=== Work to do ===
Output every entry exactly as written, but omit the pictures.

=== Exercise material ===
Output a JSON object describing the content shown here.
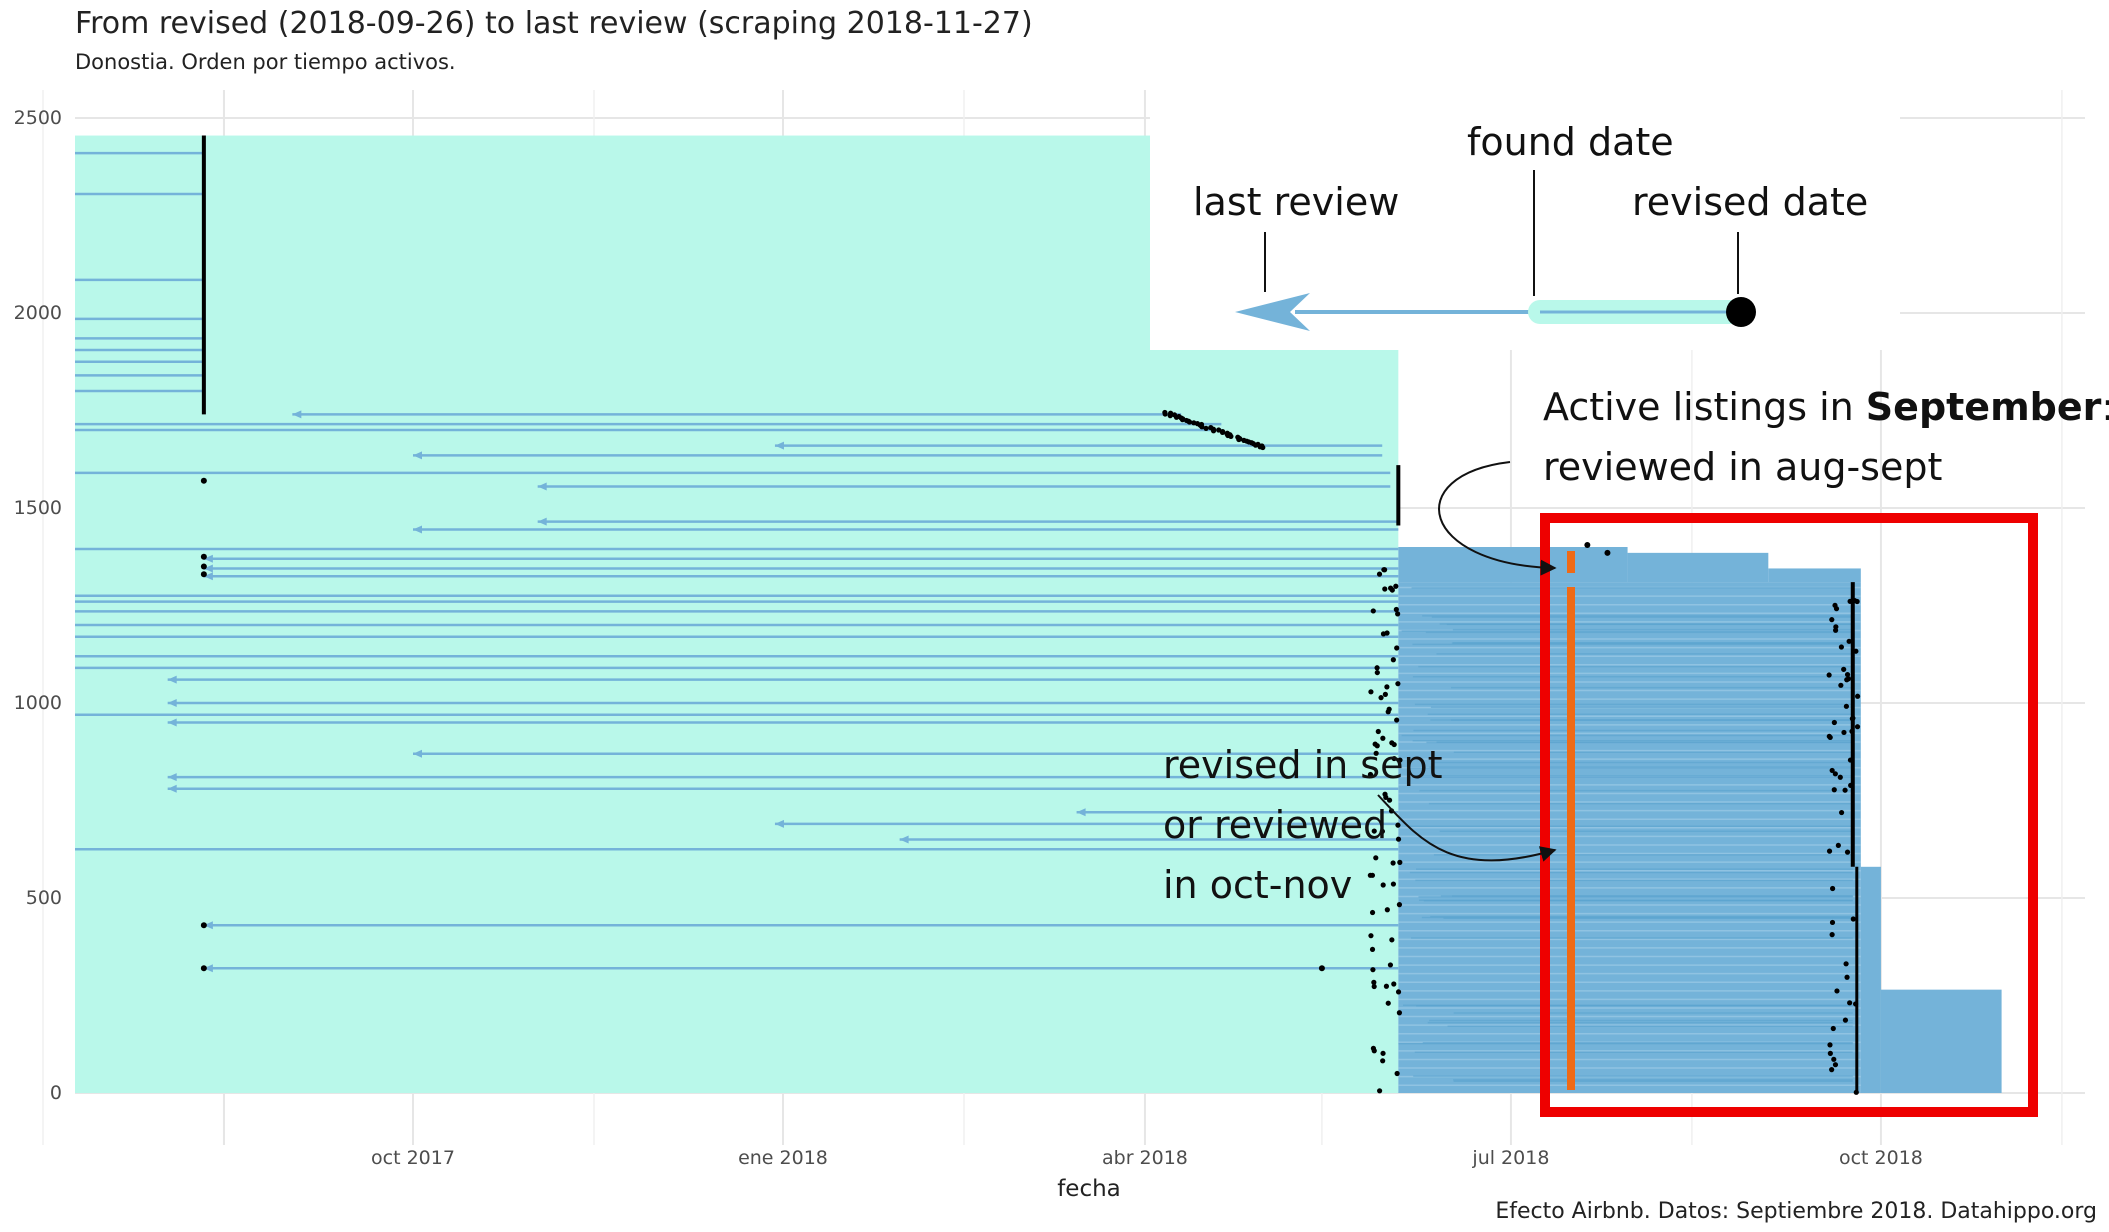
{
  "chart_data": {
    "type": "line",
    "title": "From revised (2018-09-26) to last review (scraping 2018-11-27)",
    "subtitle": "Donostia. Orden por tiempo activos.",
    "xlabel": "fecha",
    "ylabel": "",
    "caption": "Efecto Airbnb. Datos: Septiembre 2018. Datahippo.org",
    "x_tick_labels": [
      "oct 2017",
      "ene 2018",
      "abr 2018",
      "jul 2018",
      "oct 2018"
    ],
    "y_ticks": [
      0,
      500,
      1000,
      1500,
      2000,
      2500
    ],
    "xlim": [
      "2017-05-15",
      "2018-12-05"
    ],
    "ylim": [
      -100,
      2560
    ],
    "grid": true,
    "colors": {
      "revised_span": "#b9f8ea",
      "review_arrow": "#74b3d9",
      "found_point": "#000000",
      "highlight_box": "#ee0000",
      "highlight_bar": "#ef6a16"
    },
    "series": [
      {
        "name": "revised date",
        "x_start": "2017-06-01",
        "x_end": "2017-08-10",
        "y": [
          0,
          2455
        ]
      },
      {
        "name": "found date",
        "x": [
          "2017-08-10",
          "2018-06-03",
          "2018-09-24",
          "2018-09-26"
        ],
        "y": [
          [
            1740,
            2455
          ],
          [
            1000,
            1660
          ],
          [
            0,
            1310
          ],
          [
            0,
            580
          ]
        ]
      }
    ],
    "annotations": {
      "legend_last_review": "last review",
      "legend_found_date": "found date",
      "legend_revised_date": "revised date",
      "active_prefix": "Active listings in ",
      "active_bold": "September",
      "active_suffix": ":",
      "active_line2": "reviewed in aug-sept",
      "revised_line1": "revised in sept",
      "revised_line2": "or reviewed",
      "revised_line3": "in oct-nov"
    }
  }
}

=== Solution below ===
Output a JSON object describing the content shown here.
{
  "chart_data": {
    "type": "line",
    "title": "From revised (2018-09-26) to last review (scraping 2018-11-27)",
    "subtitle": "Donostia. Orden por tiempo activos.",
    "xlabel": "fecha",
    "ylabel": "",
    "caption": "Efecto Airbnb. Datos: Septiembre 2018. Datahippo.org",
    "x_tick_labels": [
      "oct 2017",
      "ene 2018",
      "abr 2018",
      "jul 2018",
      "oct 2018"
    ],
    "y_ticks": [
      0,
      500,
      1000,
      1500,
      2000,
      2500
    ],
    "xlim": [
      "2017-05-15",
      "2018-12-05"
    ],
    "ylim": [
      -100,
      2560
    ],
    "grid": true,
    "colors": {
      "revised_span": "#b9f8ea",
      "review_arrow": "#74b3d9",
      "found_point": "#000000",
      "highlight_box": "#ee0000",
      "highlight_bar": "#ef6a16"
    },
    "series": [
      {
        "name": "revised date",
        "x_start": "2017-06-01",
        "x_end": "2017-08-10",
        "y": [
          0,
          2455
        ]
      },
      {
        "name": "found date",
        "x": [
          "2017-08-10",
          "2018-06-03",
          "2018-09-24",
          "2018-09-26"
        ],
        "y": [
          [
            1740,
            2455
          ],
          [
            1000,
            1660
          ],
          [
            0,
            1310
          ],
          [
            0,
            580
          ]
        ]
      }
    ],
    "annotations": {
      "legend_last_review": "last review",
      "legend_found_date": "found date",
      "legend_revised_date": "revised date",
      "active_prefix": "Active listings in ",
      "active_bold": "September",
      "active_suffix": ":",
      "active_line2": "reviewed in aug-sept",
      "revised_line1": "revised in sept",
      "revised_line2": "or reviewed",
      "revised_line3": "in oct-nov"
    }
  }
}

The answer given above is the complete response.